Do this:
All of the data should be repeated exactly; pictures are not part of the copy.

----------

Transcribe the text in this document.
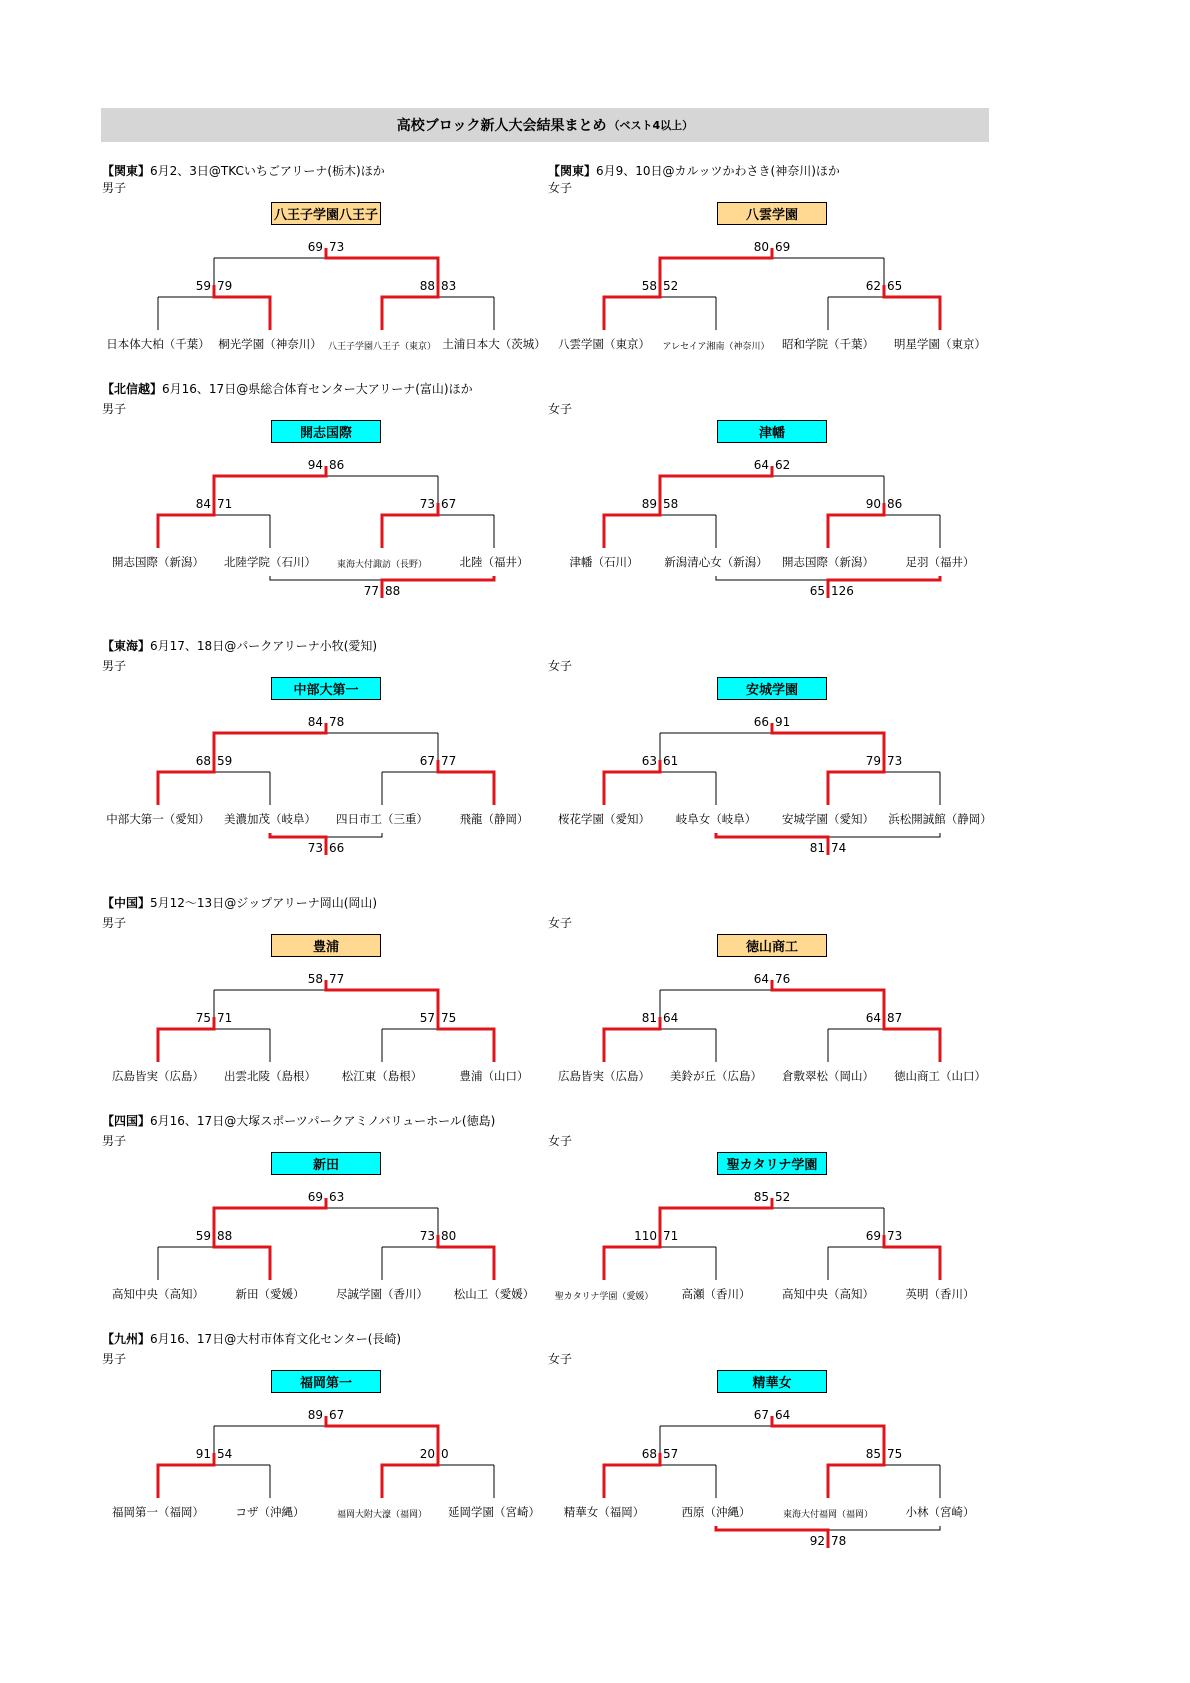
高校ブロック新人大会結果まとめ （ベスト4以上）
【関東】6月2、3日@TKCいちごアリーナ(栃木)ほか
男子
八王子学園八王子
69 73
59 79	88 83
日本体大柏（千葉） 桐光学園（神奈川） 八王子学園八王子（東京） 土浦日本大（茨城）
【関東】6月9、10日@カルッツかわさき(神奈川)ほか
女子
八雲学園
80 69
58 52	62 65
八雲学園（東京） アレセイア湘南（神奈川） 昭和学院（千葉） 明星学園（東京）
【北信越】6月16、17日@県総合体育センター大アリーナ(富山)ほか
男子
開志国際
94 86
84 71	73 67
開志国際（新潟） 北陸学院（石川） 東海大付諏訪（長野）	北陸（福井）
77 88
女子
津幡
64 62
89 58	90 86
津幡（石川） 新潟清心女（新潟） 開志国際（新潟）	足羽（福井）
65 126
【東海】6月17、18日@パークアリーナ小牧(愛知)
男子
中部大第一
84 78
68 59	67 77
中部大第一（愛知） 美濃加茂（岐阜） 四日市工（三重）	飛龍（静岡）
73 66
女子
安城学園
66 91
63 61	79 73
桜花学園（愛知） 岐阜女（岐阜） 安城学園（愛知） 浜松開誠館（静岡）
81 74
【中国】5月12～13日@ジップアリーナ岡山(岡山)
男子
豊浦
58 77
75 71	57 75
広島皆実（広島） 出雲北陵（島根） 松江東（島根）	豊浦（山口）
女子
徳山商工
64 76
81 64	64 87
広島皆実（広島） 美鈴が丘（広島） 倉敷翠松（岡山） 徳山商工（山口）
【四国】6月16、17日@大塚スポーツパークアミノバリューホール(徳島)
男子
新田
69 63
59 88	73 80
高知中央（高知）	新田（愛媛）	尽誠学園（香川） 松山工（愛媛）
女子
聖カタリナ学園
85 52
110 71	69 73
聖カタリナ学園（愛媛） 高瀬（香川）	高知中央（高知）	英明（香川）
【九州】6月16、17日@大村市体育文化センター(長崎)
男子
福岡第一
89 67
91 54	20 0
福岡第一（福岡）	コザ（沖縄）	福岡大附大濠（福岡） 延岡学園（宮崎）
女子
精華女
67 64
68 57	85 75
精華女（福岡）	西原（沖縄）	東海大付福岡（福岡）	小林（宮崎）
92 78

----------

Full answer:
Transcribe the text in this document.
高校ブロック新人大会結果まとめ （ベスト4以上）
【関東】6月2、3日@TKCいちごアリーナ(栃木)ほか
男子
八王子学園八王子
69 73
59 79	88 83
日本体大柏（千葉） 桐光学園（神奈川） 八王子学園八王子（東京） 土浦日本大（茨城）
【関東】6月9、10日@カルッツかわさき(神奈川)ほか
女子
八雲学園
80 69
58 52	62 65
八雲学園（東京） アレセイア湘南（神奈川） 昭和学院（千葉） 明星学園（東京）
【北信越】6月16、17日@県総合体育センター大アリーナ(富山)ほか
男子
開志国際
94 86
84 71	73 67
開志国際（新潟） 北陸学院（石川） 東海大付諏訪（長野）	北陸（福井）
77 88
女子
津幡
64 62
89 58	90 86
津幡（石川） 新潟清心女（新潟） 開志国際（新潟）	足羽（福井）
65 126
【東海】6月17、18日@パークアリーナ小牧(愛知)
男子
中部大第一
84 78
68 59	67 77
中部大第一（愛知） 美濃加茂（岐阜） 四日市工（三重）	飛龍（静岡）
73 66
女子
安城学園
66 91
63 61	79 73
桜花学園（愛知） 岐阜女（岐阜） 安城学園（愛知） 浜松開誠館（静岡）
81 74
【中国】5月12～13日@ジップアリーナ岡山(岡山)
男子
豊浦
58 77
75 71	57 75
広島皆実（広島） 出雲北陵（島根） 松江東（島根）	豊浦（山口）
女子
徳山商工
64 76
81 64	64 87
広島皆実（広島） 美鈴が丘（広島） 倉敷翠松（岡山） 徳山商工（山口）
【四国】6月16、17日@大塚スポーツパークアミノバリューホール(徳島)
男子
新田
69 63
59 88	73 80
高知中央（高知）	新田（愛媛）	尽誠学園（香川） 松山工（愛媛）
女子
聖カタリナ学園
85 52
110 71	69 73
聖カタリナ学園（愛媛） 高瀬（香川）	高知中央（高知）	英明（香川）
【九州】6月16、17日@大村市体育文化センター(長崎)
男子
福岡第一
89 67
91 54	20 0
福岡第一（福岡）	コザ（沖縄）	福岡大附大濠（福岡） 延岡学園（宮崎）
女子
精華女
67 64
68 57	85 75
精華女（福岡）	西原（沖縄）	東海大付福岡（福岡）	小林（宮崎）
92 78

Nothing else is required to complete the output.